**Supplied records**

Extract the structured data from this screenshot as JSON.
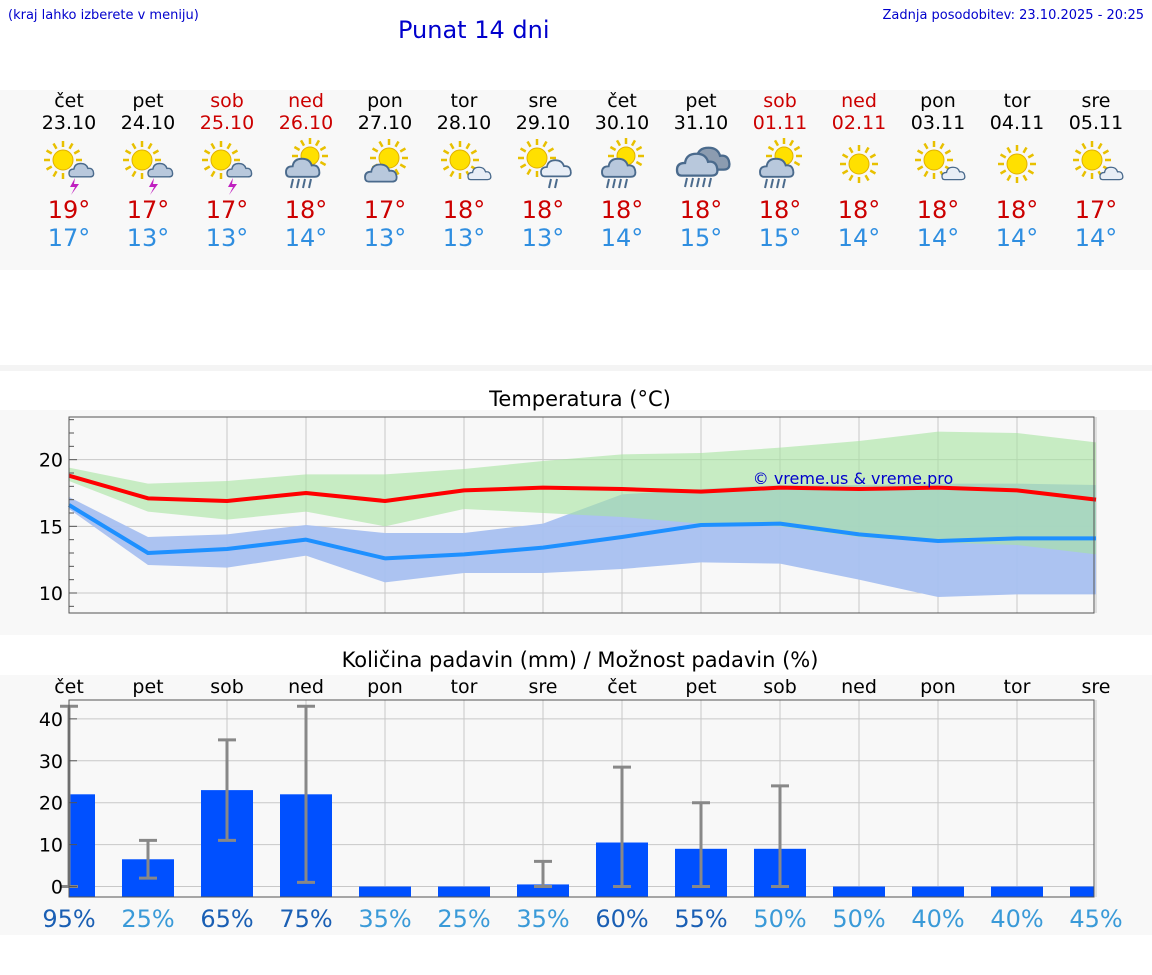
{
  "header": {
    "left_note": "(kraj lahko izberete v meniju)",
    "title": "Punat 14 dni",
    "updated": "Zadnja posodobitev: 23.10.2025 - 20:25"
  },
  "colors": {
    "max_temp": "#cc0000",
    "min_temp": "#2f8ee0",
    "weekend": "#cc0000",
    "bar": "#0050ff",
    "max_line": "#ff0000",
    "min_line": "#1e90ff",
    "max_band": "#a6e4a0",
    "min_band": "#a8c0f0",
    "overlap_band": "#80c8aa"
  },
  "days": [
    {
      "name": "čet",
      "date": "23.10",
      "weekend": false,
      "icon": "sun-cloud-thunder-icon",
      "max": "19°",
      "min": "17°"
    },
    {
      "name": "pet",
      "date": "24.10",
      "weekend": false,
      "icon": "sun-cloud-thunder-icon",
      "max": "17°",
      "min": "13°"
    },
    {
      "name": "sob",
      "date": "25.10",
      "weekend": true,
      "icon": "sun-cloud-thunder-icon",
      "max": "17°",
      "min": "13°"
    },
    {
      "name": "ned",
      "date": "26.10",
      "weekend": true,
      "icon": "sun-rain-cloud-icon",
      "max": "18°",
      "min": "14°"
    },
    {
      "name": "pon",
      "date": "27.10",
      "weekend": false,
      "icon": "sun-behind-cloud-icon",
      "max": "17°",
      "min": "13°"
    },
    {
      "name": "tor",
      "date": "28.10",
      "weekend": false,
      "icon": "sun-small-cloud-icon",
      "max": "18°",
      "min": "13°"
    },
    {
      "name": "sre",
      "date": "29.10",
      "weekend": false,
      "icon": "sun-cloud-light-rain-icon",
      "max": "18°",
      "min": "13°"
    },
    {
      "name": "čet",
      "date": "30.10",
      "weekend": false,
      "icon": "sun-rain-cloud-icon",
      "max": "18°",
      "min": "14°"
    },
    {
      "name": "pet",
      "date": "31.10",
      "weekend": false,
      "icon": "rain-cloud-icon",
      "max": "18°",
      "min": "15°"
    },
    {
      "name": "sob",
      "date": "01.11",
      "weekend": true,
      "icon": "sun-rain-cloud-icon",
      "max": "18°",
      "min": "15°"
    },
    {
      "name": "ned",
      "date": "02.11",
      "weekend": true,
      "icon": "sun-icon",
      "max": "18°",
      "min": "14°"
    },
    {
      "name": "pon",
      "date": "03.11",
      "weekend": false,
      "icon": "sun-small-cloud-icon",
      "max": "18°",
      "min": "14°"
    },
    {
      "name": "tor",
      "date": "04.11",
      "weekend": false,
      "icon": "sun-icon",
      "max": "18°",
      "min": "14°"
    },
    {
      "name": "sre",
      "date": "05.11",
      "weekend": false,
      "icon": "sun-small-cloud-icon",
      "max": "17°",
      "min": "14°"
    }
  ],
  "chart_data": [
    {
      "type": "line",
      "title": "Temperatura (°C)",
      "watermark": "© vreme.us & vreme.pro",
      "x": [
        "23.10",
        "24.10",
        "25.10",
        "26.10",
        "27.10",
        "28.10",
        "29.10",
        "30.10",
        "31.10",
        "01.11",
        "02.11",
        "03.11",
        "04.11",
        "05.11"
      ],
      "ylim": [
        8.5,
        23.2
      ],
      "yticks": [
        10,
        15,
        20
      ],
      "grid": true,
      "series": [
        {
          "values": [
            18.8,
            17.1,
            16.9,
            17.5,
            16.9,
            17.7,
            17.9,
            17.8,
            17.6,
            17.9,
            17.8,
            17.9,
            17.7,
            17.0
          ]
        },
        {
          "values": [
            16.6,
            13.0,
            13.3,
            14.0,
            12.6,
            12.9,
            13.4,
            14.2,
            15.1,
            15.2,
            14.4,
            13.9,
            14.1,
            14.1
          ]
        }
      ],
      "bands": [
        {
          "upper": [
            19.4,
            18.2,
            18.4,
            18.9,
            18.9,
            19.3,
            19.9,
            20.4,
            20.5,
            20.9,
            21.4,
            22.1,
            22.0,
            21.3
          ],
          "lower": [
            18.4,
            16.1,
            15.5,
            16.1,
            15.0,
            16.3,
            16.0,
            15.7,
            15.2,
            15.0,
            14.2,
            13.8,
            13.6,
            12.9
          ]
        },
        {
          "upper": [
            17.2,
            14.2,
            14.4,
            15.1,
            14.5,
            14.5,
            15.2,
            17.4,
            17.8,
            18.1,
            18.1,
            18.2,
            18.2,
            18.1
          ],
          "lower": [
            16.3,
            12.1,
            11.9,
            12.8,
            10.8,
            11.5,
            11.5,
            11.8,
            12.3,
            12.2,
            11.0,
            9.7,
            9.9,
            9.9
          ]
        }
      ]
    },
    {
      "type": "bar",
      "title": "Količina padavin (mm) / Možnost padavin (%)",
      "categories": [
        "čet",
        "pet",
        "sob",
        "ned",
        "pon",
        "tor",
        "sre",
        "čet",
        "pet",
        "sob",
        "ned",
        "pon",
        "tor",
        "sre"
      ],
      "values": [
        22,
        6.5,
        23,
        22,
        0,
        0,
        0.5,
        10.5,
        9,
        9,
        0,
        0,
        0,
        0
      ],
      "error_low": [
        0,
        2,
        11,
        1,
        0,
        0,
        0,
        0,
        0,
        0,
        0,
        0,
        0,
        0
      ],
      "error_high": [
        43,
        11,
        35,
        43,
        0,
        0,
        6,
        28.5,
        20,
        24,
        0,
        0,
        0,
        0
      ],
      "probability": [
        "95%",
        "25%",
        "65%",
        "75%",
        "35%",
        "25%",
        "35%",
        "60%",
        "55%",
        "50%",
        "50%",
        "40%",
        "40%",
        "45%"
      ],
      "prob_high": [
        true,
        false,
        true,
        true,
        false,
        false,
        false,
        true,
        true,
        false,
        false,
        false,
        false,
        false
      ],
      "ylim": [
        -2.5,
        44.5
      ],
      "yticks": [
        0,
        10,
        20,
        30,
        40
      ],
      "grid": true
    }
  ]
}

**Work to do**
Where a line contains the string "title", extract that line.

**Correct result**
    "title": "Punat 14 dni",
      "title": "Temperatura (°C)",
      "title": "Količina padavin (mm) / Možnost padavin (%)",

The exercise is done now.